Locate every line in the records below that holds the word "label" and return each one.
########
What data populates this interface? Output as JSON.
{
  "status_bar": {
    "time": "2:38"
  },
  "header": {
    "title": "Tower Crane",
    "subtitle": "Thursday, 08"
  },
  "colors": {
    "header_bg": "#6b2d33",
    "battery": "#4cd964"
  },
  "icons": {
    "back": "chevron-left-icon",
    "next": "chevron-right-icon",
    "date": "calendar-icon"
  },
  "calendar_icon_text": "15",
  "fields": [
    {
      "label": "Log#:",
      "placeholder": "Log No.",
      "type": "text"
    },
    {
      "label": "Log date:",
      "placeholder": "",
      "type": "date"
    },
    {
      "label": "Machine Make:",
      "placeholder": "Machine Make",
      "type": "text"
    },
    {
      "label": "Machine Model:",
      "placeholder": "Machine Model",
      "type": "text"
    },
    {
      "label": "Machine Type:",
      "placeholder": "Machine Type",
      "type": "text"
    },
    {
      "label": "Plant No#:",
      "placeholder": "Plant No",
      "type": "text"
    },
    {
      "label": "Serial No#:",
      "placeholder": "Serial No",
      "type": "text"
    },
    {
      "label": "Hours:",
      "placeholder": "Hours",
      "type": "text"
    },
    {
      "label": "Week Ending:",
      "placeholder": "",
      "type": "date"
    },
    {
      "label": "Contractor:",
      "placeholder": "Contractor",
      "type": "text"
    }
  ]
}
########
Worked answer =>
      "label": "Log#:",
      "label": "Log date:",
      "label": "Machine Make:",
      "label": "Machine Model:",
      "label": "Machine Type:",
      "label": "Plant No#:",
      "label": "Serial No#:",
      "label": "Hours:",
      "label": "Week Ending:",
      "label": "Contractor:",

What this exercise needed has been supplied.